### Written problem
It is required that all of the data be written out exactly.

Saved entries

---*---

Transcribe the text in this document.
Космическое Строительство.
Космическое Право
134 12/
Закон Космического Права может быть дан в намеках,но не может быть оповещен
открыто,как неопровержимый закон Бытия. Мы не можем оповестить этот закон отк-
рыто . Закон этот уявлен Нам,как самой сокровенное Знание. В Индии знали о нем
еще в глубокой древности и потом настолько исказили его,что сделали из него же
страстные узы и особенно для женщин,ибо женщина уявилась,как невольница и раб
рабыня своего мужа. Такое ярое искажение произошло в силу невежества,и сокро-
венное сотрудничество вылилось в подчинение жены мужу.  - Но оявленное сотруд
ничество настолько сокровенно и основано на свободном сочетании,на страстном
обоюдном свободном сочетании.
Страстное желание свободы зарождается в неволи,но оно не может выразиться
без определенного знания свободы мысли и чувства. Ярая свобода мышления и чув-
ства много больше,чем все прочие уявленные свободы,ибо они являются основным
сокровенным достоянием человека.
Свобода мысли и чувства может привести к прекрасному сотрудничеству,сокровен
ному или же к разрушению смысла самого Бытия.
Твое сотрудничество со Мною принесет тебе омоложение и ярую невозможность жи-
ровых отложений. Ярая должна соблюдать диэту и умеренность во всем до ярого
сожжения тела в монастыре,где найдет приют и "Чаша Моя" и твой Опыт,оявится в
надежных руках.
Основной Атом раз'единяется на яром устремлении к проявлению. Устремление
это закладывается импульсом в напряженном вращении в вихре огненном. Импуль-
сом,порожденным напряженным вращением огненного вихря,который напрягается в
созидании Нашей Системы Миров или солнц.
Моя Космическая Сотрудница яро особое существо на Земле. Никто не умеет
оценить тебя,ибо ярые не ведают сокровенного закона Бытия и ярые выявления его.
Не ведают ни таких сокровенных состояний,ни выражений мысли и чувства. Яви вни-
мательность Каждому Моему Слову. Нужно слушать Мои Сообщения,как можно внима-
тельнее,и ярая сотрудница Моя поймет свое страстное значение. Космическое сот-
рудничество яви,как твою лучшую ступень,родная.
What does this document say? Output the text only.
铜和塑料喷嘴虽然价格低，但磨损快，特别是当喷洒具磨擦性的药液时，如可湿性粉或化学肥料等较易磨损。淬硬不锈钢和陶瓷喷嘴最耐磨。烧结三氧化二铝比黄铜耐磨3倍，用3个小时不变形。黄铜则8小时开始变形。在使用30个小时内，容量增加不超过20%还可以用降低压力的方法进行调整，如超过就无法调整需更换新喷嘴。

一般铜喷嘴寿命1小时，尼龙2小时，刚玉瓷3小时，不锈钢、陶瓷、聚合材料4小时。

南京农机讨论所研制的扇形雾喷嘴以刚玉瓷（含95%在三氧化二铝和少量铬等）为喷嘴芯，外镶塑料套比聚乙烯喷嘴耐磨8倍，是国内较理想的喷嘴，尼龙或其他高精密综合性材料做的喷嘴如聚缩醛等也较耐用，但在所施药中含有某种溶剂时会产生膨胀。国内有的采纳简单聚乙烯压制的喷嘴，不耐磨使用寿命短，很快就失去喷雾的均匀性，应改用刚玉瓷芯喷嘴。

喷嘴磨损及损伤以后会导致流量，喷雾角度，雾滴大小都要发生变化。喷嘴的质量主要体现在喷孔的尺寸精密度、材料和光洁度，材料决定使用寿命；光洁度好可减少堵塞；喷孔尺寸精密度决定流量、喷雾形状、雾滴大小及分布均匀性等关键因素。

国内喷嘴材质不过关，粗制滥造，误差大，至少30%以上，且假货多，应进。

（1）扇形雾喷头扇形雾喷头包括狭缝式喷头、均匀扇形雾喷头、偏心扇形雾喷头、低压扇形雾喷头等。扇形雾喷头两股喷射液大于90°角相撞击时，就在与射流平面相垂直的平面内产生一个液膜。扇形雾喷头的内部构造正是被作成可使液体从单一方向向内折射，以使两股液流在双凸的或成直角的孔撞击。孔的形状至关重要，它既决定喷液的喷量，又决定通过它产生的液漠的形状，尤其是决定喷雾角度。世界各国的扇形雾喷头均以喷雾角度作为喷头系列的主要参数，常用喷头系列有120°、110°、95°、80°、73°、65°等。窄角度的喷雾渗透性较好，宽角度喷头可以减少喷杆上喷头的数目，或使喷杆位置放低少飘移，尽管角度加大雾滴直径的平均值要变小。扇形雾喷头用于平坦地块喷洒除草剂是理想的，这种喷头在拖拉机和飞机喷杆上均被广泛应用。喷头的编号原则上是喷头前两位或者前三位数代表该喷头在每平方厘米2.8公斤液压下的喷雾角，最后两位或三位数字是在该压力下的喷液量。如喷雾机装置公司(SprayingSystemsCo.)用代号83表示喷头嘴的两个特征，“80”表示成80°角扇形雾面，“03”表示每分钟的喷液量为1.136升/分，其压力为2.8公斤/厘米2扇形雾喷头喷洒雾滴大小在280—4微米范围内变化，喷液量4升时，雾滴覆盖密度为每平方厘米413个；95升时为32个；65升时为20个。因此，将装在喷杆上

---*---

### Worked solution
Transcribe the text in this document.
Космическое Строительство.
Космическое Право
134 12/
Закон Космического Права может быть дан в намеках,но не может быть оповещен
открыто,как неопровержимый закон Бытия. Мы не можем оповестить этот закон отк-
рыто . Закон этот уявлен Нам,как самой сокровенное Знание. В Индии знали о нем
еще в глубокой древности и потом настолько исказили его,что сделали из него же
страстные узы и особенно для женщин,ибо женщина уявилась,как невольница и раб
рабыня своего мужа. Такое ярое искажение произошло в силу невежества,и сокро-
венное сотрудничество вылилось в подчинение жены мужу.  - Но оявленное сотруд
ничество настолько сокровенно и основано на свободном сочетании,на страстном
обоюдном свободном сочетании.
Страстное желание свободы зарождается в неволи,но оно не может выразиться
без определенного знания свободы мысли и чувства. Ярая свобода мышления и чув-
ства много больше,чем все прочие уявленные свободы,ибо они являются основным
сокровенным достоянием человека.
Свобода мысли и чувства может привести к прекрасному сотрудничеству,сокровен
ному или же к разрушению смысла самого Бытия.
Твое сотрудничество со Мною принесет тебе омоложение и ярую невозможность жи-
ровых отложений. Ярая должна соблюдать диэту и умеренность во всем до ярого
сожжения тела в монастыре,где найдет приют и "Чаша Моя" и твой Опыт,оявится в
надежных руках.
Основной Атом раз'единяется на яром устремлении к проявлению. Устремление
это закладывается импульсом в напряженном вращении в вихре огненном. Импуль-
сом,порожденным напряженным вращением огненного вихря,который напрягается в
созидании Нашей Системы Миров или солнц.
Моя Космическая Сотрудница яро особое существо на Земле. Никто не умеет
оценить тебя,ибо ярые не ведают сокровенного закона Бытия и ярые выявления его.
Не ведают ни таких сокровенных состояний,ни выражений мысли и чувства. Яви вни-
мательность Каждому Моему Слову. Нужно слушать Мои Сообщения,как можно внима-
тельнее,и ярая сотрудница Моя поймет свое страстное значение. Космическое сот-
рудничество яви,как твою лучшую ступень,родная.
What does this document say? Output the text only.
铜和塑料喷嘴虽然价格低，但磨损快，特别是当喷洒具磨擦性的药液时，如可湿性粉或化学肥料等较易磨损。淬硬不锈钢和陶瓷喷嘴最耐磨。烧结三氧化二铝比黄铜耐磨3倍，用3个小时不变形。黄铜则8小时开始变形。在使用30个小时内，容量增加不超过20%还可以用降低压力的方法进行调整，如超过就无法调整需更换新喷嘴。

一般铜喷嘴寿命1小时，尼龙2小时，刚玉瓷3小时，不锈钢、陶瓷、聚合材料4小时。

南京农机讨论所研制的扇形雾喷嘴以刚玉瓷（含95%在三氧化二铝和少量铬等）为喷嘴芯，外镶塑料套比聚乙烯喷嘴耐磨8倍，是国内较理想的喷嘴，尼龙或其他高精密综合性材料做的喷嘴如聚缩醛等也较耐用，但在所施药中含有某种溶剂时会产生膨胀。国内有的采纳简单聚乙烯压制的喷嘴，不耐磨使用寿命短，很快就失去喷雾的均匀性，应改用刚玉瓷芯喷嘴。

喷嘴磨损及损伤以后会导致流量，喷雾角度，雾滴大小都要发生变化。喷嘴的质量主要体现在喷孔的尺寸精密度、材料和光洁度，材料决定使用寿命；光洁度好可减少堵塞；喷孔尺寸精密度决定流量、喷雾形状、雾滴大小及分布均匀性等关键因素。

国内喷嘴材质不过关，粗制滥造，误差大，至少30%以上，且假货多，应进。

（1）扇形雾喷头扇形雾喷头包括狭缝式喷头、均匀扇形雾喷头、偏心扇形雾喷头、低压扇形雾喷头等。扇形雾喷头两股喷射液大于90°角相撞击时，就在与射流平面相垂直的平面内产生一个液膜。扇形雾喷头的内部构造正是被作成可使液体从单一方向向内折射，以使两股液流在双凸的或成直角的孔撞击。孔的形状至关重要，它既决定喷液的喷量，又决定通过它产生的液漠的形状，尤其是决定喷雾角度。世界各国的扇形雾喷头均以喷雾角度作为喷头系列的主要参数，常用喷头系列有120°、110°、95°、80°、73°、65°等。窄角度的喷雾渗透性较好，宽角度喷头可以减少喷杆上喷头的数目，或使喷杆位置放低少飘移，尽管角度加大雾滴直径的平均值要变小。扇形雾喷头用于平坦地块喷洒除草剂是理想的，这种喷头在拖拉机和飞机喷杆上均被广泛应用。喷头的编号原则上是喷头前两位或者前三位数代表该喷头在每平方厘米2.8公斤液压下的喷雾角，最后两位或三位数字是在该压力下的喷液量。如喷雾机装置公司(SprayingSystemsCo.)用代号83表示喷头嘴的两个特征，“80”表示成80°角扇形雾面，“03”表示每分钟的喷液量为1.136升/分，其压力为2.8公斤/厘米2扇形雾喷头喷洒雾滴大小在280—4微米范围内变化，喷液量4升时，雾滴覆盖密度为每平方厘米413个；95升时为32个；65升时为20个。因此，将装在喷杆上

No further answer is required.